**INSTRUCTIONS FOR THE TASK**
Convert every line of the rows below into a Markdown table with two columns, Number and Line, giving each line its number and skipping any blank lines.

[Begin DATA SECTION]

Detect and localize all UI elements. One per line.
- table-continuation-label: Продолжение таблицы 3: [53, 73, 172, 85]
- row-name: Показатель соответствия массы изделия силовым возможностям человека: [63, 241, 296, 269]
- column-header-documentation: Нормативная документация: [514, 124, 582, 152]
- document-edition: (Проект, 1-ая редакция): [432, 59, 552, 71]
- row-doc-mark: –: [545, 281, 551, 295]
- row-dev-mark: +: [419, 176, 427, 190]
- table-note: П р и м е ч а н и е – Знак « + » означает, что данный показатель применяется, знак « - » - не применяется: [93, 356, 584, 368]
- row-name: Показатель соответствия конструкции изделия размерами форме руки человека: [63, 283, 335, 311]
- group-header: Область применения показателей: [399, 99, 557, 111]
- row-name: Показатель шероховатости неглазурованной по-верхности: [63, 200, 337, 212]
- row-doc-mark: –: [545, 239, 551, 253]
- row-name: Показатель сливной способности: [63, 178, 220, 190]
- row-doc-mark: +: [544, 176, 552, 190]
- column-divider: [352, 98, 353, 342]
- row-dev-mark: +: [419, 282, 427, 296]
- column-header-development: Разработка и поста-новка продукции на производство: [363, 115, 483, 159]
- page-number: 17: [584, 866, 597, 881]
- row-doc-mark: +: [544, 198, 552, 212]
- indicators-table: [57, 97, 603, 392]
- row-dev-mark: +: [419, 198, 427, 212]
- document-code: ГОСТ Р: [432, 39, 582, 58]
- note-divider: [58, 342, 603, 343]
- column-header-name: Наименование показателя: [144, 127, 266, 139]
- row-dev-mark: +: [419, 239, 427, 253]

[End DATA SECTION]

**SOLUTION TO THIS EXERCISE**
| Number | Line |
|---|---|
| 1 | Detect and localize all UI elements. One per line. |
| 2 | - table-continuation-label: Продолжение таблицы 3: [53, 73, 172, 85] |
| 3 | - row-name: Показатель соответствия массы изделия силовым возможностям человека: [63, 241, 296, 269] |
| 4 | - column-header-documentation: Нормативная документация: [514, 124, 582, 152] |
| 5 | - document-edition: (Проект, 1-ая редакция): [432, 59, 552, 71] |
| 6 | - row-doc-mark: –: [545, 281, 551, 295] |
| 7 | - row-dev-mark: +: [419, 176, 427, 190] |
| 8 | - table-note: П р и м е ч а н и е – Знак « + » означает, что данный показатель применяется, знак « - » - не применяется: [93, 356, 584, 368] |
| 9 | - row-name: Показатель соответствия конструкции изделия размерами форме руки человека: [63, 283, 335, 311] |
| 10 | - group-header: Область применения показателей: [399, 99, 557, 111] |
| 11 | - row-name: Показатель шероховатости неглазурованной по-верхности: [63, 200, 337, 212] |
| 12 | - row-doc-mark: –: [545, 239, 551, 253] |
| 13 | - row-name: Показатель сливной способности: [63, 178, 220, 190] |
| 14 | - row-doc-mark: +: [544, 176, 552, 190] |
| 15 | - column-divider: [352, 98, 353, 342] |
| 16 | - row-dev-mark: +: [419, 282, 427, 296] |
| 17 | - column-header-development: Разработка и поста-новка продукции на производство: [363, 115, 483, 159] |
| 18 | - page-number: 17: [584, 866, 597, 881] |
| 19 | - row-doc-mark: +: [544, 198, 552, 212] |
| 20 | - indicators-table: [57, 97, 603, 392] |
| 21 | - row-dev-mark: +: [419, 198, 427, 212] |
| 22 | - document-code: ГОСТ Р: [432, 39, 582, 58] |
| 23 | - note-divider: [58, 342, 603, 343] |
| 24 | - column-header-name: Наименование показателя: [144, 127, 266, 139] |
| 25 | - row-dev-mark: +: [419, 239, 427, 253] |